REQUIRED TASK
Reproduce the lines from the first one through the line containing "342, 334, 360]", replacing "waveform-bar" with "audio-peak" and leaving everything else unchanged.

#### DATASET EXTRACT

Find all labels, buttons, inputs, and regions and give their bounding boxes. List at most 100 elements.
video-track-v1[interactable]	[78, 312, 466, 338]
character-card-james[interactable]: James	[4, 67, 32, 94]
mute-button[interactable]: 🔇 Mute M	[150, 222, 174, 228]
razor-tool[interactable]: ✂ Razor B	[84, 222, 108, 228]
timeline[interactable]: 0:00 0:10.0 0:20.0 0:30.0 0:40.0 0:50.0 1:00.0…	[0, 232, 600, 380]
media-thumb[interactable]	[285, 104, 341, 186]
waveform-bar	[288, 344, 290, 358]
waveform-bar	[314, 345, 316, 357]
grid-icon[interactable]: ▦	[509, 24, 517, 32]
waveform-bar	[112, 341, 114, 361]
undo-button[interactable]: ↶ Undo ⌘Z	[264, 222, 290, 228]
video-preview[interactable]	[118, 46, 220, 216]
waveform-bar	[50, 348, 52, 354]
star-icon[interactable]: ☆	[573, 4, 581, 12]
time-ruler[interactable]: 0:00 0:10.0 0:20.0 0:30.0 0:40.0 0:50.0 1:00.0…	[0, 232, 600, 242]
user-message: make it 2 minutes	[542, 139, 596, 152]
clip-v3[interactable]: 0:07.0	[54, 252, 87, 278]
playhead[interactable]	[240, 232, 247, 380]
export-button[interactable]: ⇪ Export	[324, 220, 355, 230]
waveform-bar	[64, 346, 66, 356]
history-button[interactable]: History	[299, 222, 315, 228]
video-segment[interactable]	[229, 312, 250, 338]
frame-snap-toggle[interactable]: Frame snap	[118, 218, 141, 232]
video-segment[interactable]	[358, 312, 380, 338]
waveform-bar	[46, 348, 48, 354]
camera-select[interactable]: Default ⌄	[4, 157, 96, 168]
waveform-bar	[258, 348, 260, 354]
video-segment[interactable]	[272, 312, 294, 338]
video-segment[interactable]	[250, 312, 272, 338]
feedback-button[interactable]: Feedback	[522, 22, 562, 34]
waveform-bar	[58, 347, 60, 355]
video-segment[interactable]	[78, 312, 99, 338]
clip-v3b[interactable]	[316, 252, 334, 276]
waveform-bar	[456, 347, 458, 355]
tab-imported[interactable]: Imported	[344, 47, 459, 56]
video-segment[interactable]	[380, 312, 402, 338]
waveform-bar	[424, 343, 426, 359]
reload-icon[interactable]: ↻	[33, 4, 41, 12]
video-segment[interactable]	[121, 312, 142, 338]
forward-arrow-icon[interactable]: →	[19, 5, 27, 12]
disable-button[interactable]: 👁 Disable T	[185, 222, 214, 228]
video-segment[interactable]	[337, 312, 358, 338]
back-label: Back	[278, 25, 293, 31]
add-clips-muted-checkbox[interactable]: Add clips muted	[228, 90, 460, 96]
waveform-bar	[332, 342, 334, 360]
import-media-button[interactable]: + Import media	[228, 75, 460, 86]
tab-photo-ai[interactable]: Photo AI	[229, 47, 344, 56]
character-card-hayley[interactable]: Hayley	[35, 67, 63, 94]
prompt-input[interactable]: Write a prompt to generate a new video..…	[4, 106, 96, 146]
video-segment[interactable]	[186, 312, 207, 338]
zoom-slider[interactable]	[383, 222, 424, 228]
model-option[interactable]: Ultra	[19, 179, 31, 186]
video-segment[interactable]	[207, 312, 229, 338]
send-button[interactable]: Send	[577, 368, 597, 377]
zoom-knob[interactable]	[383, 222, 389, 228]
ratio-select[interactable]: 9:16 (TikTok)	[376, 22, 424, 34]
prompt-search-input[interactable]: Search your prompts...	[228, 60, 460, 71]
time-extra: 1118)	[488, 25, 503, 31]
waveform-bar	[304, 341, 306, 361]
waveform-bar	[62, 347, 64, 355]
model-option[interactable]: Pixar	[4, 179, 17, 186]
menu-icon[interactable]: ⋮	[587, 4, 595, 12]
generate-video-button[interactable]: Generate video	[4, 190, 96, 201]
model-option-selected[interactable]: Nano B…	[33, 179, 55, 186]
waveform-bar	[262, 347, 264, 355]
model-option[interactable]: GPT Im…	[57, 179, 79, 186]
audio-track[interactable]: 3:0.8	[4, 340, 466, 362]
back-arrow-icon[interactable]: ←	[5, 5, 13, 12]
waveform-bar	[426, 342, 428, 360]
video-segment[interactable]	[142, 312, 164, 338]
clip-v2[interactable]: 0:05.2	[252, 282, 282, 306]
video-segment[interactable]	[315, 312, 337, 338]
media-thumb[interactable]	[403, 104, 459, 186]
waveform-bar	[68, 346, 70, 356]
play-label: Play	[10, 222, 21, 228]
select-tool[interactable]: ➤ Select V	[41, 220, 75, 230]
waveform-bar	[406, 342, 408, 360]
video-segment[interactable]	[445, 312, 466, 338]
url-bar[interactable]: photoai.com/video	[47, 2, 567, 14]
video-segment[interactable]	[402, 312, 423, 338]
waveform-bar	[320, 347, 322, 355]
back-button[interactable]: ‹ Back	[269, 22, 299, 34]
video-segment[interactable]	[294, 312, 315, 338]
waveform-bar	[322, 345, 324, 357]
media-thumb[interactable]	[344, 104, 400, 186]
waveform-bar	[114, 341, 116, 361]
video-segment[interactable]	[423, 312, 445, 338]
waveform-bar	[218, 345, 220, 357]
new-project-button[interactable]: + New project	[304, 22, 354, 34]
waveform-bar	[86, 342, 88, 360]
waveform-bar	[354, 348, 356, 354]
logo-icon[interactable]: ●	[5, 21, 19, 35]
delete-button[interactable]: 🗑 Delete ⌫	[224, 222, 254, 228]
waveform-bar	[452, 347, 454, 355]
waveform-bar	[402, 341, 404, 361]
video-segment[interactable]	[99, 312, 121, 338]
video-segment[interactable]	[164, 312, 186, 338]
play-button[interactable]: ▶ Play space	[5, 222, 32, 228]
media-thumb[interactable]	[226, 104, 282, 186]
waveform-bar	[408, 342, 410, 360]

########

CORRECT RESULT
Find all labels, buttons, inputs, and regions and give their bounding boxes. List at most 100 elements.
video-track-v1[interactable]	[78, 312, 466, 338]
character-card-james[interactable]: James	[4, 67, 32, 94]
mute-button[interactable]: 🔇 Mute M	[150, 222, 174, 228]
razor-tool[interactable]: ✂ Razor B	[84, 222, 108, 228]
timeline[interactable]: 0:00 0:10.0 0:20.0 0:30.0 0:40.0 0:50.0 1:00.0…	[0, 232, 600, 380]
media-thumb[interactable]	[285, 104, 341, 186]
audio-peak	[288, 344, 290, 358]
audio-peak	[314, 345, 316, 357]
grid-icon[interactable]: ▦	[509, 24, 517, 32]
audio-peak	[112, 341, 114, 361]
undo-button[interactable]: ↶ Undo ⌘Z	[264, 222, 290, 228]
video-preview[interactable]	[118, 46, 220, 216]
audio-peak	[50, 348, 52, 354]
star-icon[interactable]: ☆	[573, 4, 581, 12]
time-ruler[interactable]: 0:00 0:10.0 0:20.0 0:30.0 0:40.0 0:50.0 1:00.0…	[0, 232, 600, 242]
user-message: make it 2 minutes	[542, 139, 596, 152]
clip-v3[interactable]: 0:07.0	[54, 252, 87, 278]
playhead[interactable]	[240, 232, 247, 380]
export-button[interactable]: ⇪ Export	[324, 220, 355, 230]
audio-peak	[64, 346, 66, 356]
history-button[interactable]: History	[299, 222, 315, 228]
video-segment[interactable]	[229, 312, 250, 338]
frame-snap-toggle[interactable]: Frame snap	[118, 218, 141, 232]
video-segment[interactable]	[358, 312, 380, 338]
audio-peak	[46, 348, 48, 354]
camera-select[interactable]: Default ⌄	[4, 157, 96, 168]
audio-peak	[258, 348, 260, 354]
video-segment[interactable]	[272, 312, 294, 338]
video-segment[interactable]	[250, 312, 272, 338]
feedback-button[interactable]: Feedback	[522, 22, 562, 34]
audio-peak	[58, 347, 60, 355]
video-segment[interactable]	[78, 312, 99, 338]
clip-v3b[interactable]	[316, 252, 334, 276]
audio-peak	[456, 347, 458, 355]
tab-imported[interactable]: Imported	[344, 47, 459, 56]
video-segment[interactable]	[380, 312, 402, 338]
audio-peak	[424, 343, 426, 359]
reload-icon[interactable]: ↻	[33, 4, 41, 12]
video-segment[interactable]	[121, 312, 142, 338]
forward-arrow-icon[interactable]: →	[19, 5, 27, 12]
disable-button[interactable]: 👁 Disable T	[185, 222, 214, 228]
video-segment[interactable]	[337, 312, 358, 338]
back-label: Back	[278, 25, 293, 31]
add-clips-muted-checkbox[interactable]: Add clips muted	[228, 90, 460, 96]
audio-peak	[332, 342, 334, 360]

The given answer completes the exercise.